Dataset entries
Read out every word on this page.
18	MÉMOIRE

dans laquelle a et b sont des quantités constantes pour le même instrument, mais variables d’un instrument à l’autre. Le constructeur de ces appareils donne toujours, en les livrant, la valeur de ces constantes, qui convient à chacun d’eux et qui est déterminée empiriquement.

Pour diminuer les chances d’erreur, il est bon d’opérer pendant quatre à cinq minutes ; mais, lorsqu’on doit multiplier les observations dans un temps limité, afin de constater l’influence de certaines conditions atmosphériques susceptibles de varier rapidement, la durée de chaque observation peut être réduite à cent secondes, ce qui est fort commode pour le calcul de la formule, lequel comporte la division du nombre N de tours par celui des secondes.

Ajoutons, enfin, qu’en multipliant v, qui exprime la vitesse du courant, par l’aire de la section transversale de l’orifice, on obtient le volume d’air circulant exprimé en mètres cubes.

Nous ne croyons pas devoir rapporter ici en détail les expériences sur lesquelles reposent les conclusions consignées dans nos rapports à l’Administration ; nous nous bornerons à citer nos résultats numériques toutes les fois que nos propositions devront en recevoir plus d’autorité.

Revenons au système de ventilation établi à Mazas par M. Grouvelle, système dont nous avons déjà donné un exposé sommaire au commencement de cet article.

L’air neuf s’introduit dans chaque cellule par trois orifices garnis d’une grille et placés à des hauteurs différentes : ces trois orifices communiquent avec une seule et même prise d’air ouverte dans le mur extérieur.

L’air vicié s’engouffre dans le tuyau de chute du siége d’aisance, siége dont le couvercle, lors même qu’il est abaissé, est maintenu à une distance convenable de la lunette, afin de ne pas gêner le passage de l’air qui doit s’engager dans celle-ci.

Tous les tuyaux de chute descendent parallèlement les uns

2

* * *

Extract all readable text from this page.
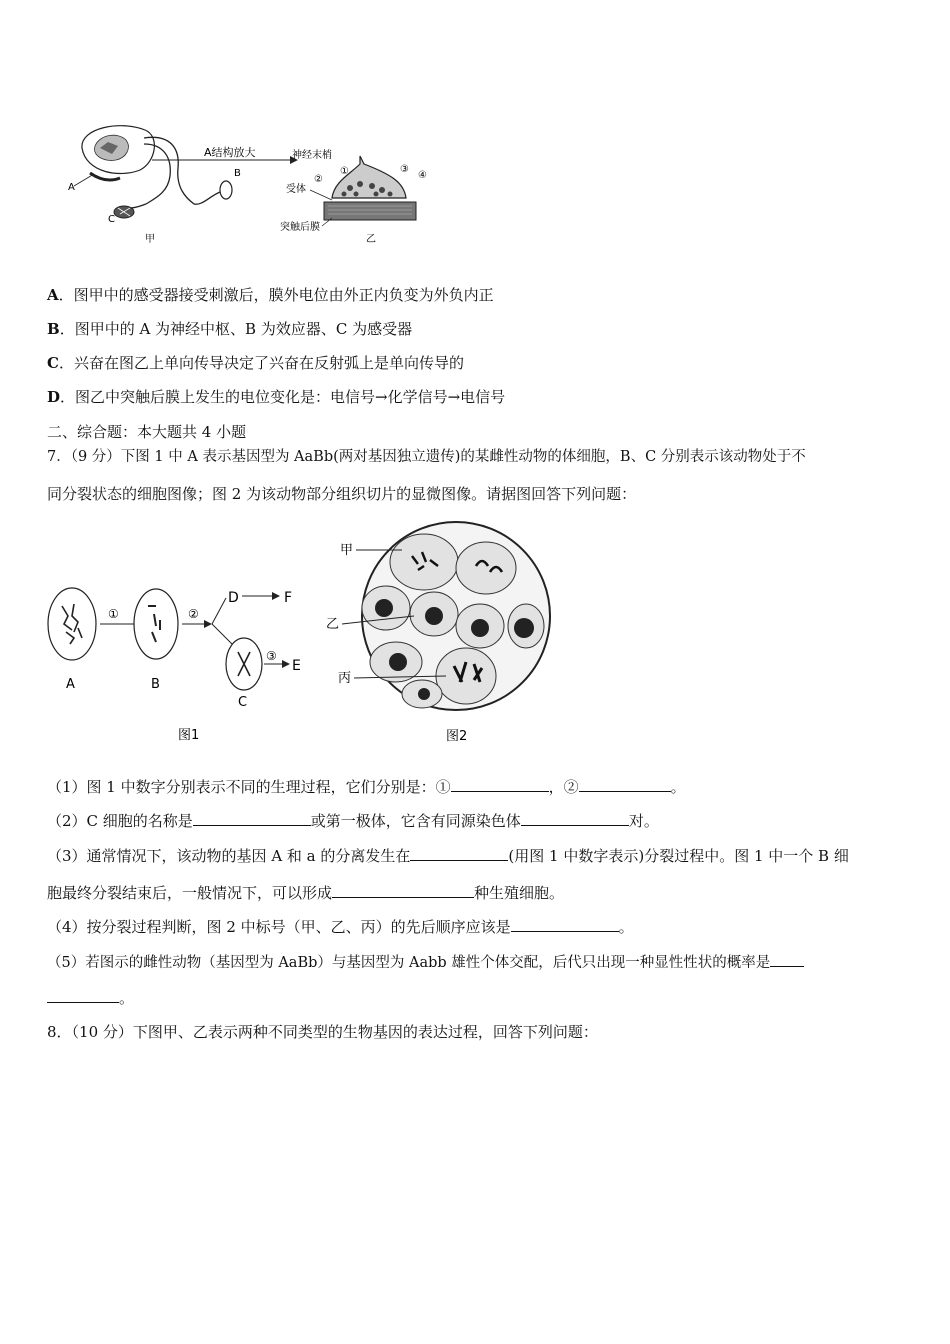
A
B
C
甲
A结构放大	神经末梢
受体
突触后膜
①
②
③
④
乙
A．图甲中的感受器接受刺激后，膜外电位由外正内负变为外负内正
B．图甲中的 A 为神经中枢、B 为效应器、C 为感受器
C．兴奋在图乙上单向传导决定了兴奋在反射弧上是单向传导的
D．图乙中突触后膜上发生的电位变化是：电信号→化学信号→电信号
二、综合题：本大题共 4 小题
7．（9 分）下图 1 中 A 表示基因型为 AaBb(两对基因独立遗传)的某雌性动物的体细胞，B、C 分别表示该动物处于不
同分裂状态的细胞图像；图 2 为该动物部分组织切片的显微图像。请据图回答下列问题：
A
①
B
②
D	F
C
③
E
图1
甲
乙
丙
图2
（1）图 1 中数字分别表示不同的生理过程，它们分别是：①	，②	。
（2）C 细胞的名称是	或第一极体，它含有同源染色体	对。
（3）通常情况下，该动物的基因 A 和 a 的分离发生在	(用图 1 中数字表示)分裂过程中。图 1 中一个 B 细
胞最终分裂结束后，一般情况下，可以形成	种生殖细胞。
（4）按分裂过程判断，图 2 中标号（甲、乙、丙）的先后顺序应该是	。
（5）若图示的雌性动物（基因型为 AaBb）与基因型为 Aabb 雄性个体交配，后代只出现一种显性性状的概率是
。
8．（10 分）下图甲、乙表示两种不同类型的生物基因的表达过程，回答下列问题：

▶ [Do this]: Make a list of all lines in the data that contain "nous".

▶ [Task response]:
Nous ne croyons pas devoir rapporter ici en détail les expériences sur lesquelles reposent les conclusions consignées dans nos rapports à l’Administration ; nous nous bornerons à citer nos résultats numériques toutes les fois que nos propositions devront en recevoir plus d’autorité.
Revenons au système de ventilation établi à Mazas par M. Grouvelle, système dont nous avons déjà donné un exposé sommaire au commencement de cet article.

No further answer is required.